--- Start of PROVIDED INFORMATION ---

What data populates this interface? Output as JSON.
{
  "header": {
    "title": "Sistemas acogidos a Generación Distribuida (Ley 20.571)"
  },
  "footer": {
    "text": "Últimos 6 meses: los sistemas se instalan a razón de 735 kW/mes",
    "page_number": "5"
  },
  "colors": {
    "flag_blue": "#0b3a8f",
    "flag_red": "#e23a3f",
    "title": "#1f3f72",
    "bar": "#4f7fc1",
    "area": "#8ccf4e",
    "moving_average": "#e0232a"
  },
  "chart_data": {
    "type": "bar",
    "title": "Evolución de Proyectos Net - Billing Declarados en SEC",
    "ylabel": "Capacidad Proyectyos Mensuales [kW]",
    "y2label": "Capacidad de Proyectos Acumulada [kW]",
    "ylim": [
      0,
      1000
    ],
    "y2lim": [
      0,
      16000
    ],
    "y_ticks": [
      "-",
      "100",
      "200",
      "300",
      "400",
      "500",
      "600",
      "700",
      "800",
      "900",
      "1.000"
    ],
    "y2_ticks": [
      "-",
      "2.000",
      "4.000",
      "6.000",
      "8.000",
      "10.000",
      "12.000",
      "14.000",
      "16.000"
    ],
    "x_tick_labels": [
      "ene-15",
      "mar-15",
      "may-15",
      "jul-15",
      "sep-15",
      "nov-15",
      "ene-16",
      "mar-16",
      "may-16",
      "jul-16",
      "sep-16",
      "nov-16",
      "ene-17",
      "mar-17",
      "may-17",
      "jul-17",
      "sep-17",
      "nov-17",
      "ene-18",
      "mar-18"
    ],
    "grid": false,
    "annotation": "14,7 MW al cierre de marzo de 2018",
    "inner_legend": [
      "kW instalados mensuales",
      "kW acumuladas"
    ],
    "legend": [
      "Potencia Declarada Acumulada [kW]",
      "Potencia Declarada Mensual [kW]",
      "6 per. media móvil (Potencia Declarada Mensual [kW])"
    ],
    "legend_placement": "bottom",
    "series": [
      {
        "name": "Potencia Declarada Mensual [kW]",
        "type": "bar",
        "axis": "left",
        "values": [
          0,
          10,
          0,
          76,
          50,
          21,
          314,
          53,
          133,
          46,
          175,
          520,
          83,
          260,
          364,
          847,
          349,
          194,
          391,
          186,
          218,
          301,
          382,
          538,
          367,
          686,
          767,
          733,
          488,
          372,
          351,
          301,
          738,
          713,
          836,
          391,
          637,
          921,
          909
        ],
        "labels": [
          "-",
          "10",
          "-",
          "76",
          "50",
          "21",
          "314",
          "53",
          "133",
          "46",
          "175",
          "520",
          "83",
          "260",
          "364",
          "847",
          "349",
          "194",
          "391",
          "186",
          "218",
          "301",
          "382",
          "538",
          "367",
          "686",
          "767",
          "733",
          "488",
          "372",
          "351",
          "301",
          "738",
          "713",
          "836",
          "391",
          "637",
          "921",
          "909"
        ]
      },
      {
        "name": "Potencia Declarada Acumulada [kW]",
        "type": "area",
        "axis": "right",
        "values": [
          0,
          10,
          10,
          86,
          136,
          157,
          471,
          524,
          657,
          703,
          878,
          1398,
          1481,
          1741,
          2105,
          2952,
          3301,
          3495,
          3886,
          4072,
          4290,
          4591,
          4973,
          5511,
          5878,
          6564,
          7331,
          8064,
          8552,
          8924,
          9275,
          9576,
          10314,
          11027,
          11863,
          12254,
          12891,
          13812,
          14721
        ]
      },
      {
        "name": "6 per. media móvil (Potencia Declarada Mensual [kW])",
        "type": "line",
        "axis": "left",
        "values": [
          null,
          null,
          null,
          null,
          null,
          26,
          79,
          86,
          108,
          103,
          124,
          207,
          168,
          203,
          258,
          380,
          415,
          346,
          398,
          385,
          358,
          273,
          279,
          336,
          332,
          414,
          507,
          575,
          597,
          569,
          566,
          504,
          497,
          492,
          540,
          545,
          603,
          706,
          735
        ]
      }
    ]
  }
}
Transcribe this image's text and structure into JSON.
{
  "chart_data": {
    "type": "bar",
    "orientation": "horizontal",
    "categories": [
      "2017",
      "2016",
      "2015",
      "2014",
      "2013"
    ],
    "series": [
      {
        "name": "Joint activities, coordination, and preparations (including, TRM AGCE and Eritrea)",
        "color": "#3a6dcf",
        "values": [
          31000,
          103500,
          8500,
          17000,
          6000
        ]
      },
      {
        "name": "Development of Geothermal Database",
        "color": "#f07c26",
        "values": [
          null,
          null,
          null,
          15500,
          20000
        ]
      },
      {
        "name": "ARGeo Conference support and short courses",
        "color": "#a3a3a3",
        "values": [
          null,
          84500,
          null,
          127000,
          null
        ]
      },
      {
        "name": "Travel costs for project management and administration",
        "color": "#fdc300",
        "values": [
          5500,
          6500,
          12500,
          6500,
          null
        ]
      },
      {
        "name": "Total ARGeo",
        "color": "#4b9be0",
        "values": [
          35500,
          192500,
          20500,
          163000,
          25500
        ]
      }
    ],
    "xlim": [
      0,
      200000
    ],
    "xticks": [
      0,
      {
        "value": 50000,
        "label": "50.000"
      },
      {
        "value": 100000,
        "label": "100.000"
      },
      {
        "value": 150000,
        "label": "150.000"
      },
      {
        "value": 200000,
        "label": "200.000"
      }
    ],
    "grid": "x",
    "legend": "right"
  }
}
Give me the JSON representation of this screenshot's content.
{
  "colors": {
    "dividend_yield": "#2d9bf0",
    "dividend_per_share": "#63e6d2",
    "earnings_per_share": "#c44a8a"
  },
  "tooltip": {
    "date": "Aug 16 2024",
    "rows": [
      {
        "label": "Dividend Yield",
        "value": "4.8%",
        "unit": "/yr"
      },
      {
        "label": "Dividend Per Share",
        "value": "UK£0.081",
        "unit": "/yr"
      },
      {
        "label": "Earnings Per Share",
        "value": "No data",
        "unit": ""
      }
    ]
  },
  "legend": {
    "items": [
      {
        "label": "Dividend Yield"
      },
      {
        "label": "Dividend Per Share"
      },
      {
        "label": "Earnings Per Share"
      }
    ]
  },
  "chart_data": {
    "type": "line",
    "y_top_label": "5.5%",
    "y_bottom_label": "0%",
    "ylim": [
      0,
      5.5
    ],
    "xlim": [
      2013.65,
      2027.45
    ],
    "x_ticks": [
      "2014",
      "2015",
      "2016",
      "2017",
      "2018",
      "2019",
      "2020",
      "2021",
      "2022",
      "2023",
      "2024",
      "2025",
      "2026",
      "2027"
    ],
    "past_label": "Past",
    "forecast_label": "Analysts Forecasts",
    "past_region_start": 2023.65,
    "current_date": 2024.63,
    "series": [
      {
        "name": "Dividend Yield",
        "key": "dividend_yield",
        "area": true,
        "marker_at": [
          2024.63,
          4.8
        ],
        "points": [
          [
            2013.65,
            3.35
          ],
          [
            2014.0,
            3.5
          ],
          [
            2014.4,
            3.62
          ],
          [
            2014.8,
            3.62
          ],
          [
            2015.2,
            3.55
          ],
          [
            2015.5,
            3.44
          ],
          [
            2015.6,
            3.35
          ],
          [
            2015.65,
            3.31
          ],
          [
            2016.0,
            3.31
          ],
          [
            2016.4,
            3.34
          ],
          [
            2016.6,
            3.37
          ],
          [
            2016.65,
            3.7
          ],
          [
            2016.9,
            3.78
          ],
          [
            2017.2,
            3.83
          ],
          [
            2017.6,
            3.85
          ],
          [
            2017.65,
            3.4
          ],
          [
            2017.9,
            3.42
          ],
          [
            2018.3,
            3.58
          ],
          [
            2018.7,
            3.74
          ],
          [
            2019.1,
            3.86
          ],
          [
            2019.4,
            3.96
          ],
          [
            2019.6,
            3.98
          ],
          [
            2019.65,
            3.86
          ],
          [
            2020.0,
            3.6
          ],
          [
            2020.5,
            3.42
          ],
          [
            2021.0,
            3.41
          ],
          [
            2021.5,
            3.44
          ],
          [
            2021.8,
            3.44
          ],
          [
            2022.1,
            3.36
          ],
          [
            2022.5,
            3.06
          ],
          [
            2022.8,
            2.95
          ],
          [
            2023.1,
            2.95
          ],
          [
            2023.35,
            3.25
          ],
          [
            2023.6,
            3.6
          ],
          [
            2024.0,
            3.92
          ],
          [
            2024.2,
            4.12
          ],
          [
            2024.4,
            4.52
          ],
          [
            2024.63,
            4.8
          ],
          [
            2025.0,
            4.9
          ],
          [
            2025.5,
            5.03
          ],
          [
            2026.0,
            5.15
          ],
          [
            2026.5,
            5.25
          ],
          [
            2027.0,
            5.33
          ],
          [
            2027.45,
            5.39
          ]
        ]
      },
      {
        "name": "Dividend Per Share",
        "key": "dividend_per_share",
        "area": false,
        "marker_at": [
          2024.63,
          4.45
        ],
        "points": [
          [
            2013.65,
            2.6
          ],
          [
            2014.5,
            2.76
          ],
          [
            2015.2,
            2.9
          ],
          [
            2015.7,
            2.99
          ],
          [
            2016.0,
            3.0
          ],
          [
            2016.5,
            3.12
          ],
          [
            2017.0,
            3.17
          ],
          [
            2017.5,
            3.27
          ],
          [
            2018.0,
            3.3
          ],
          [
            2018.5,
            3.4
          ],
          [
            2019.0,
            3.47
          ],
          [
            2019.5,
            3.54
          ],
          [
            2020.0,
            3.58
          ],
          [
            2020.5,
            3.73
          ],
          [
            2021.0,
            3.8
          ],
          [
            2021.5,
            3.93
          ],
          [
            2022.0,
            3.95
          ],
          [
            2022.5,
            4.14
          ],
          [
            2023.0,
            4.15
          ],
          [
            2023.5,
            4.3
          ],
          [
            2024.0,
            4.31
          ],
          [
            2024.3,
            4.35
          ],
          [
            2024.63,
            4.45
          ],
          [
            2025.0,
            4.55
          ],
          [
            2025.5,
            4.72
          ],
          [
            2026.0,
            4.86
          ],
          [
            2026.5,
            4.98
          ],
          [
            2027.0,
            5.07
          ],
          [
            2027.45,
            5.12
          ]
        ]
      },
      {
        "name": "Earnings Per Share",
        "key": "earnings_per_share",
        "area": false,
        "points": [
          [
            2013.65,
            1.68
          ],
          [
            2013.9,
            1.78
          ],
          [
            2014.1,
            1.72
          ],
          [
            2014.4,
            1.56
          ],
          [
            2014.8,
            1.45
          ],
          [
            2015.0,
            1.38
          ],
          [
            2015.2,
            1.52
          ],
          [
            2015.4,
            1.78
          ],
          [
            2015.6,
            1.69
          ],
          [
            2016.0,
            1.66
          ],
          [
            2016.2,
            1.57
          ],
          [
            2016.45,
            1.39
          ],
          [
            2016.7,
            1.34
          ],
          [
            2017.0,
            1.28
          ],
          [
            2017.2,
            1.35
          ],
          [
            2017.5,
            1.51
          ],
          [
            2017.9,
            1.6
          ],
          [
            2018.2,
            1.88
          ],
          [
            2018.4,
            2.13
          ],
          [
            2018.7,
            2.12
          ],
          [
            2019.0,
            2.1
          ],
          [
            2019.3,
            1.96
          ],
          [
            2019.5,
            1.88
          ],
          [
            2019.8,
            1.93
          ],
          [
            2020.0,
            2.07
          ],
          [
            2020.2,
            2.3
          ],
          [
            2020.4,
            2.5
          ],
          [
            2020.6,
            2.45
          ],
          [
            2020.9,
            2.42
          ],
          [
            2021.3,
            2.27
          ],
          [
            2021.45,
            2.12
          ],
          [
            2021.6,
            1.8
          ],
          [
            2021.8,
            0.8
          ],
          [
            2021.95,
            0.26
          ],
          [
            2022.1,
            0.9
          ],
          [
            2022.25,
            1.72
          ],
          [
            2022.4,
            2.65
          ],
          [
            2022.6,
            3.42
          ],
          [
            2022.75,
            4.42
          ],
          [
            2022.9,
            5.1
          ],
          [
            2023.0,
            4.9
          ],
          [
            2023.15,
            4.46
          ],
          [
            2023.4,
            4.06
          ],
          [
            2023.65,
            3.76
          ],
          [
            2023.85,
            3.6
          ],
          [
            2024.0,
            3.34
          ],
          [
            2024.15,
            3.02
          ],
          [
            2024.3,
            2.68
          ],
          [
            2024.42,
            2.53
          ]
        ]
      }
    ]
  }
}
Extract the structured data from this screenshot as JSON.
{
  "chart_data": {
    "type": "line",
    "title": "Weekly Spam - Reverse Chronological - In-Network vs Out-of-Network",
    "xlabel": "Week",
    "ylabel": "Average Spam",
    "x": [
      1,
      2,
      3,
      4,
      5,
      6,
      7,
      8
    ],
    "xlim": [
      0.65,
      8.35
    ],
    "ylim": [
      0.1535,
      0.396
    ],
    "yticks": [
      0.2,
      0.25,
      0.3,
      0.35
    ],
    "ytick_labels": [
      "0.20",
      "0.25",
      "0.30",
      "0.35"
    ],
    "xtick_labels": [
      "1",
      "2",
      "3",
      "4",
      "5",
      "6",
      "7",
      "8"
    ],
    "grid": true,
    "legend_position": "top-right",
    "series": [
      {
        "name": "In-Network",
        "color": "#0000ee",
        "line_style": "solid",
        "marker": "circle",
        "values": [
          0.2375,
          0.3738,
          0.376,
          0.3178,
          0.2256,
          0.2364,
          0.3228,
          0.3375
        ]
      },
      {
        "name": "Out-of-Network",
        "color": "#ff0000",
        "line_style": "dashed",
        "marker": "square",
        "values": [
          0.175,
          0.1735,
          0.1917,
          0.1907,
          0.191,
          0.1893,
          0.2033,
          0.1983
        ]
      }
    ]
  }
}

--- End of PROVIDED INFORMATION ---

PROBLEM DESCRIPTION> Find each line holding "JSON". Copy it out.

COMPLETED TASK>
What data populates this interface? Output as JSON.
Transcribe this image's text and structure into JSON.
Give me the JSON representation of this screenshot's content.
Extract the structured data from this screenshot as JSON.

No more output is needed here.